DIRECTION 1:
Output the passage of the Mikey Corker interview starting at "Mikey Corker: Matt" and ending at "in his blood.".
DIRECTION 2:
Answer these questions using the Mikey Corker interview:
(a) In which city did Mikey Corker grow up?
(b) In what year was the treasure hunter's journal published?
(c) Which company produced Savage Waters?
DIRECTION 3:
Resume the Mikey Corker interview after its final sentence.

DOCUMENT SEGMENT:

Mikey Corker grew up in Cape Town, South Africa and started working as a camera assistant on feature films. He got his break working on 5 big feature films as an assistant which led to becoming a trainee clapper loader and with that experience he was away. He took a break after 5 years and went travelling bought a digital camera and taught himself how to edit. Mikey found himself in Croyde, North Devon and fell in love with the place and surf community there. He started filming his friends surfing and adventure related brand content.
Savage Waters is Mikey’s first feature length film as a director. The film follows sailor and adventurer Matt Knight who was given a book which was a treasurer hunters journal published in 1892 about finding treasure on an island in the middle of the Atlantic. One passage in the book describes an incredible wave. Matt was drawn to the challenge of finding this wave in the middle of the ocean and he started hatching a plan to bring along his family, surfer and friend Andrew Cotton and Mikey to document it. Savage Waters produced by Whipped Sea is now touring the world at film festivals.
Tune in to find out about how Mikey got into filming, what it was like directing Savage Waters and what he has planned for the winter season shooting in Nazaré plus loads more.
Oli Russell-Cowan: How did the idea for Savage Waters come about?
Mikey Corker: Matt Knight was given a book by one of his old sailing buddies. Matt’s been a lifelong sailor. Matt’s been sailing around the ocean since he was a tiny kid.
Sailing and ocean adventures are in his blood.

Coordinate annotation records
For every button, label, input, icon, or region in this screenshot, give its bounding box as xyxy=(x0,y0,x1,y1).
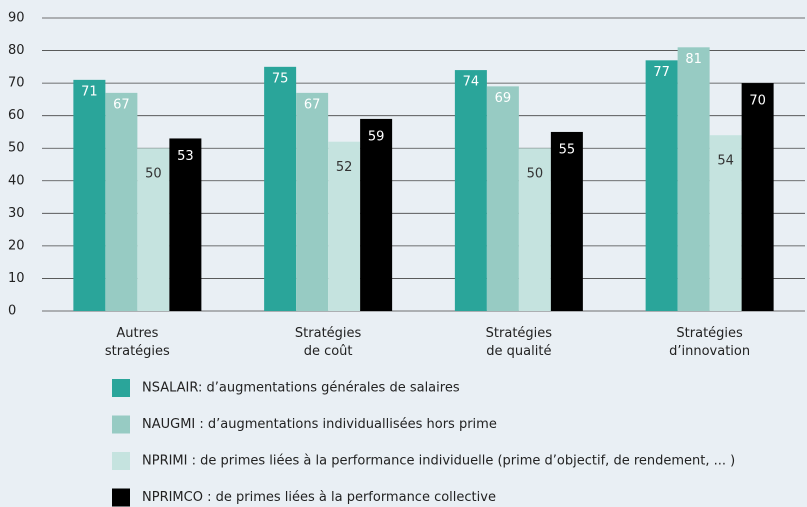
y-tick-label: 70 xyxy=(8,76,25,91)
value-label: 59 xyxy=(368,129,385,144)
bar xyxy=(264,66,297,311)
legend-label: NAUGMI : d’augmentations individuallisée… xyxy=(142,417,497,432)
legend-swatch xyxy=(112,415,130,434)
legend-swatch xyxy=(112,488,130,507)
legend-label: NSALAIR: d’augmentations générales de sa… xyxy=(142,381,460,396)
value-label: 75 xyxy=(272,71,289,86)
value-label: 67 xyxy=(304,97,321,112)
bar xyxy=(137,148,170,311)
value-label: 69 xyxy=(495,91,512,106)
bar xyxy=(677,47,710,312)
bar xyxy=(709,135,742,311)
x-tick-label: Stratégies de coût xyxy=(295,326,362,359)
y-tick-label: 90 xyxy=(8,11,25,26)
bar xyxy=(360,118,393,311)
y-tick-label: 10 xyxy=(8,271,25,286)
bar xyxy=(296,92,329,311)
legend-label: NPRIMI : de primes liées à la performanc… xyxy=(142,454,735,469)
value-label: 67 xyxy=(113,97,130,112)
legend-swatch xyxy=(112,452,130,470)
y-tick-label: 60 xyxy=(8,108,25,123)
y-tick-label: 0 xyxy=(8,304,16,319)
value-label: 54 xyxy=(717,154,734,169)
bar xyxy=(645,60,678,312)
value-label: 55 xyxy=(559,142,576,157)
x-tick-label: Autres stratégies xyxy=(105,326,170,359)
bar xyxy=(73,79,106,311)
value-label: 81 xyxy=(685,52,702,67)
legend-swatch xyxy=(112,379,130,397)
y-tick-label: 80 xyxy=(8,43,25,58)
legend-label: NPRIMCO : de primes liées à la performan… xyxy=(142,490,496,505)
value-label: 50 xyxy=(145,167,162,182)
x-tick-label: Stratégies de qualité xyxy=(486,326,553,359)
y-tick-label: 20 xyxy=(8,238,25,253)
bar xyxy=(741,83,774,311)
bar xyxy=(486,86,519,311)
value-label: 53 xyxy=(177,149,194,164)
x-tick-label: Stratégies d’innovation xyxy=(669,326,750,359)
value-label: 77 xyxy=(653,65,670,80)
y-tick-label: 30 xyxy=(8,206,25,221)
bar xyxy=(550,131,583,311)
value-label: 52 xyxy=(336,160,353,175)
bar xyxy=(518,148,551,311)
bar xyxy=(454,70,487,311)
bar xyxy=(105,92,138,311)
y-tick-label: 40 xyxy=(8,173,25,188)
value-label: 74 xyxy=(463,75,480,90)
y-tick-label: 50 xyxy=(8,141,25,156)
value-label: 50 xyxy=(527,167,544,182)
bar xyxy=(328,141,361,311)
bar xyxy=(169,138,202,311)
value-label: 71 xyxy=(81,84,98,99)
value-label: 70 xyxy=(749,94,766,109)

ANSWER 1:
Mikey Corker: Matt Knight was given a book by one of his old sailing buddies. Matt’s been a lifelong sailor. Matt’s been sailing around the ocean since he was a tiny kid.
Sailing and ocean adventures are in his blood.

ANSWER 2:
(a) Cape Town, South Africa
(b) 1892
(c) Whipped Sea

ANSWER 3:
He’s got a core group of guys that he was sailing tall ships with back when he was in his 20s. They were like a family, a brotherhood of sailors. They’re still best friends today. One of these guys this amazing guy called Shebs gave him a book, which was a treasure hunters journal published in 1892. The reason he gave him the book is because the author of the book had the same surname, his name was E.F Knight.
In the original book Knight’s story is about heading off into the Atlantic to go search for treasure that he had been told about on these hidden islands. Matt’s reading this book and there’s this one passage where E.F Knight is describing this wave. The way he describes it, any surfer will will hear that and go, he’s talking about a barrel. He’s talking about the crystal cathedral and the way the light shines through it. The location he describes is very remote and very hard to get to.
Matt’s getting excited about the idea that it’s out in the world. He’s getting even more excited about the fact that it’s a needle in the haystack. That’s just a red rag to a bull for Matt.
I was with Matt at the time we were working on something else. He mentioned this passage. Suddenly we’re sitting up late at night hatching plans and looking at maps.
Oli Russell-Cowan: Did he know anyone that’s ever been there?
Mikey Corker: We used Madeira as a base camp. That’s the nearest place as a jumping off point to get to the Salvage islands. So once we’re in Madeira, we started hearing of a fishermen that had been there. I felt like we were always hearing these rumours of somebody that knew somebody that knew somebody who had maybe been there, but we’ve never actually spoke to that person.
It’s really hard to reach. It’s a 24 Hour sail and it’s dangerous. It’s so dangerous that nobody’s actually took the time to say where all the rocks are.
That’s the problem there. It’s just these rocks in the middle of this massive expanse of ocean.
Oli Russell-Cowan: How did you feel about going there and documenting everything?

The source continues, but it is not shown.